§ Exercise
List each line of the data that holds the string "Average".

[Start Information supplied]

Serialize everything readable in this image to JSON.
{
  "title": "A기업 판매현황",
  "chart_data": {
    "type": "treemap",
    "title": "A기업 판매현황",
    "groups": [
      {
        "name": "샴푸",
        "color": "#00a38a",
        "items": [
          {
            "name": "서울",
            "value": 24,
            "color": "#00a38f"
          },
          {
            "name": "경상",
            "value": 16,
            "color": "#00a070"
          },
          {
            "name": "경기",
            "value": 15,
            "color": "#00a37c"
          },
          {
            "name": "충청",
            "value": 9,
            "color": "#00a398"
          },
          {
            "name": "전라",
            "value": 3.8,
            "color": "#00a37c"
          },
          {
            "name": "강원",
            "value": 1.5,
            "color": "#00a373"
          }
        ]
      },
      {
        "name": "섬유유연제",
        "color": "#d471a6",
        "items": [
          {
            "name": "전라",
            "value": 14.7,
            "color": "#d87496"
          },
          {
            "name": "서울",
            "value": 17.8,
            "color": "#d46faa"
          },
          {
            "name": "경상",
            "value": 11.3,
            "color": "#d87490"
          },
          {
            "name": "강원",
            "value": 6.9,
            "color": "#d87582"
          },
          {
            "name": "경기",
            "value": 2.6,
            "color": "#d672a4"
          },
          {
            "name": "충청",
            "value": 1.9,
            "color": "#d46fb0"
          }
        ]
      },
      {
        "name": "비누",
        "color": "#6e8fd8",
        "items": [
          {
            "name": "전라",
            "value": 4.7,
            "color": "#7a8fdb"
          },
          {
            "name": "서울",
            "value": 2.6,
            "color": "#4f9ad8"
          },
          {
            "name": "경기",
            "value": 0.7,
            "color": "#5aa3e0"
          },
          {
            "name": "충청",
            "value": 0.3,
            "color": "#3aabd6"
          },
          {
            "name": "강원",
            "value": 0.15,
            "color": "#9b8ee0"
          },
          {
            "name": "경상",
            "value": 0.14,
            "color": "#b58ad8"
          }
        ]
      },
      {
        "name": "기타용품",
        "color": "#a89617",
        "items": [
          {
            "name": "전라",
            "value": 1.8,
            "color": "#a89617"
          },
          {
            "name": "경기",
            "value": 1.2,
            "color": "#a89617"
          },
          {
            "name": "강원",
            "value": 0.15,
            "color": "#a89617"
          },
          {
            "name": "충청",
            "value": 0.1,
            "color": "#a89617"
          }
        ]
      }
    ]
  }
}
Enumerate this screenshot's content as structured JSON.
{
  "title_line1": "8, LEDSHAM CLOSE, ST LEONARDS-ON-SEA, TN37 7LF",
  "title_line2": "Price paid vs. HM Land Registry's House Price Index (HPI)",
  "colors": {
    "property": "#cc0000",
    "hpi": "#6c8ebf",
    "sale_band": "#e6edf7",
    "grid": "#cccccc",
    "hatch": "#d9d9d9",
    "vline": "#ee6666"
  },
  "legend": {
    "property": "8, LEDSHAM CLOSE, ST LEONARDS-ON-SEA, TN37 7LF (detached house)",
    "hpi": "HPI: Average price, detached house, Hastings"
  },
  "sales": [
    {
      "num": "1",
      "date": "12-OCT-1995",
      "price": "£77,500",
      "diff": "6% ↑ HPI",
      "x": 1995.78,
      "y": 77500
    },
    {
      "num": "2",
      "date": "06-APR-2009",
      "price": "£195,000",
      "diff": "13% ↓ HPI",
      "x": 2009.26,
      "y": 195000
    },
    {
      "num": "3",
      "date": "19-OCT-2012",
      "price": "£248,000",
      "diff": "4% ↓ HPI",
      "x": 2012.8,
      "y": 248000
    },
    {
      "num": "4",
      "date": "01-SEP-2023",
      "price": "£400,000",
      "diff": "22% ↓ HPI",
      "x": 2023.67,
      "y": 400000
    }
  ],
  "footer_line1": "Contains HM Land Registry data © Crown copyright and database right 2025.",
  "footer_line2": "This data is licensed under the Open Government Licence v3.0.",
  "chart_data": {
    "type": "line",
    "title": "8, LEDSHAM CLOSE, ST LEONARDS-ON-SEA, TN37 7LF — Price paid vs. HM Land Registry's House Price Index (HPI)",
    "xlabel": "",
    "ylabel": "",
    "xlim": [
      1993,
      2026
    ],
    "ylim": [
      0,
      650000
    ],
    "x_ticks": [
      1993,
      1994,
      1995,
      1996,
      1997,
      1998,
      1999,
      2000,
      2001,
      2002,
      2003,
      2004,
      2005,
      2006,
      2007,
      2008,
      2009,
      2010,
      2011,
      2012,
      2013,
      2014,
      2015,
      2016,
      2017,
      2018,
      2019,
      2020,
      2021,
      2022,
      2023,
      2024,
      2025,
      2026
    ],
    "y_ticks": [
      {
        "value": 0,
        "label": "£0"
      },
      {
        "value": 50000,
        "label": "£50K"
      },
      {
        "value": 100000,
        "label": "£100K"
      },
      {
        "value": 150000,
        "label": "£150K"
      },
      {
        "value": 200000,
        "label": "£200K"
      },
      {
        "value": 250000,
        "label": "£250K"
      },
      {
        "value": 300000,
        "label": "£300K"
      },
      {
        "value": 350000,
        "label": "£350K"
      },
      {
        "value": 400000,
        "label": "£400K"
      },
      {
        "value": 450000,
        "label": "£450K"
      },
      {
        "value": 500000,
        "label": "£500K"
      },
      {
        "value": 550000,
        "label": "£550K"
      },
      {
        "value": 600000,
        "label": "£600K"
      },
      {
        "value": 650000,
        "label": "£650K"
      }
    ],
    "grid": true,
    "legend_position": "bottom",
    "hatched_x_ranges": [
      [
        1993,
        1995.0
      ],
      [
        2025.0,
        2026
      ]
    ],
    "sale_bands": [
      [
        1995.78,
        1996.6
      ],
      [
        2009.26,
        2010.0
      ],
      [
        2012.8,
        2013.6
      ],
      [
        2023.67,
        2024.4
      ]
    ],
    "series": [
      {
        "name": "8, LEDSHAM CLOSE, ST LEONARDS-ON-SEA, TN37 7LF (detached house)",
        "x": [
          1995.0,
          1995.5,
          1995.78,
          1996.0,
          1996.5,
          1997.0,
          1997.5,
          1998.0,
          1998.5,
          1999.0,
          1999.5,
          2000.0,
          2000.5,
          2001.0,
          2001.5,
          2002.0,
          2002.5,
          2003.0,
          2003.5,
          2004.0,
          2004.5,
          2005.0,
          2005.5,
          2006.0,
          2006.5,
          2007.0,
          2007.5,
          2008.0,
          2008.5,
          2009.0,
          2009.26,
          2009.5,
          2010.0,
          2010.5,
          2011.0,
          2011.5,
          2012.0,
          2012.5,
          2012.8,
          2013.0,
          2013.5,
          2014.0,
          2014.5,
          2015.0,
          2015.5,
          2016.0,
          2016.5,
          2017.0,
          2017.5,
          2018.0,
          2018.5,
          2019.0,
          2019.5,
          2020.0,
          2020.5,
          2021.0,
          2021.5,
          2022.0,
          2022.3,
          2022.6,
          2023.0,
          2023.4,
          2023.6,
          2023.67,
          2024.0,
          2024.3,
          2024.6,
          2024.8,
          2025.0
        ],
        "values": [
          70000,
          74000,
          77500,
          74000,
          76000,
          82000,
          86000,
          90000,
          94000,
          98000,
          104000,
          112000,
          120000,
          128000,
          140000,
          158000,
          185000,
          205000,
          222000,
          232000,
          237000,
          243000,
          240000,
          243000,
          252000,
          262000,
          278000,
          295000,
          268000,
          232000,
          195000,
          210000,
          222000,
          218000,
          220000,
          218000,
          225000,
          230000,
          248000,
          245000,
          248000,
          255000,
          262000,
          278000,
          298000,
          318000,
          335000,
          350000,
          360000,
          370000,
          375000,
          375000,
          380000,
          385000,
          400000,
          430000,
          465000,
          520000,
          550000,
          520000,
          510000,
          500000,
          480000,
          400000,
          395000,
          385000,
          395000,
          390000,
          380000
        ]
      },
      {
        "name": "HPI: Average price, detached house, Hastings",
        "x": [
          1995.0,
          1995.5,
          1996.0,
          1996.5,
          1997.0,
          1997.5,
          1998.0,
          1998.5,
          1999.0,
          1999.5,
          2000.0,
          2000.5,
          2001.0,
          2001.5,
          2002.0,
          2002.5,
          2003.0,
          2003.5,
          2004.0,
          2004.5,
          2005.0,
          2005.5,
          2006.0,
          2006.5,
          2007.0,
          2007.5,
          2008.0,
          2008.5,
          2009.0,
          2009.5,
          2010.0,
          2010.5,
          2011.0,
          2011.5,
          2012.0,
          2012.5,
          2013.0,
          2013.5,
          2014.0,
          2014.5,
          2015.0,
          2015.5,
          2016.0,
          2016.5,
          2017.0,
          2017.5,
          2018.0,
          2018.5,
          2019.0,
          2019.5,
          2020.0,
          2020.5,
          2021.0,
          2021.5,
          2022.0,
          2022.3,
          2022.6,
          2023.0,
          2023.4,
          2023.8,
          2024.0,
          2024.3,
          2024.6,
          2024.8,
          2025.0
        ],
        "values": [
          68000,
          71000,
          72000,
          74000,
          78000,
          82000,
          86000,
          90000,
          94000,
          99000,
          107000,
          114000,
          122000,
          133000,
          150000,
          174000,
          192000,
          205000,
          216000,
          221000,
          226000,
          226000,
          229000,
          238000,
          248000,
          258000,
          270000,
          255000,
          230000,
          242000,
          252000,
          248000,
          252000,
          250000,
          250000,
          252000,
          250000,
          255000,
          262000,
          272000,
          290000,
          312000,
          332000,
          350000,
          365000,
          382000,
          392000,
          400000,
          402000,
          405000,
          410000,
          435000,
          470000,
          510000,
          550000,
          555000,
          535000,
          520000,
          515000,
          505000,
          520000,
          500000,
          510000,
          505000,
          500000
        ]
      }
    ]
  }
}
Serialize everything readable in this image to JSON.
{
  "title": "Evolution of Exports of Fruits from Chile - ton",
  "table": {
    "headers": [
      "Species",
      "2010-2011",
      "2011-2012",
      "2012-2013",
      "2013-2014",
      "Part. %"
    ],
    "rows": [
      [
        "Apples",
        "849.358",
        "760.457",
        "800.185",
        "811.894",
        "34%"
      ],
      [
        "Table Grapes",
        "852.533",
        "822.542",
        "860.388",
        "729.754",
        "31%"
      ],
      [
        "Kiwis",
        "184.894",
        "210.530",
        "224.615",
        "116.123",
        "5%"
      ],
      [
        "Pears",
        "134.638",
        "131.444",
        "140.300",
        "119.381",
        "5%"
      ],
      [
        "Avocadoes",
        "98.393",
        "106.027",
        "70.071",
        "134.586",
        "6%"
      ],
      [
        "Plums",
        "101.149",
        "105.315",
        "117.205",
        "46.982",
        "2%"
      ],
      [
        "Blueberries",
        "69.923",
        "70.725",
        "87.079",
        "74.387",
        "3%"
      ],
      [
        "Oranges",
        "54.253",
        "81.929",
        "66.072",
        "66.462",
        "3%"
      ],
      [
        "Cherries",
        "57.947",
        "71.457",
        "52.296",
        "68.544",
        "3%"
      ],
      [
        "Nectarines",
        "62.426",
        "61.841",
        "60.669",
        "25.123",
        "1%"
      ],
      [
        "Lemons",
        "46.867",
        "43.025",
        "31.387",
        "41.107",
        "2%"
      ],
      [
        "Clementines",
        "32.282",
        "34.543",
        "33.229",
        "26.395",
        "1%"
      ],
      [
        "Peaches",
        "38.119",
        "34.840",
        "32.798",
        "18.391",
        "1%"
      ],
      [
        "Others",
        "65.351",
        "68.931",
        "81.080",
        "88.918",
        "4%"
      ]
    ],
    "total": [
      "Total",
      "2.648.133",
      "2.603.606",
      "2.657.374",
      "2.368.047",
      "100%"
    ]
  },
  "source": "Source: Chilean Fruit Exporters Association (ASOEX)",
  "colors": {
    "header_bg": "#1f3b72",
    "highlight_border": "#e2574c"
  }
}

[End Information supplied]

§ Solution below
    "hpi": "HPI: Average price, detached house, Hastings"
        "name": "HPI: Average price, detached house, Hastings",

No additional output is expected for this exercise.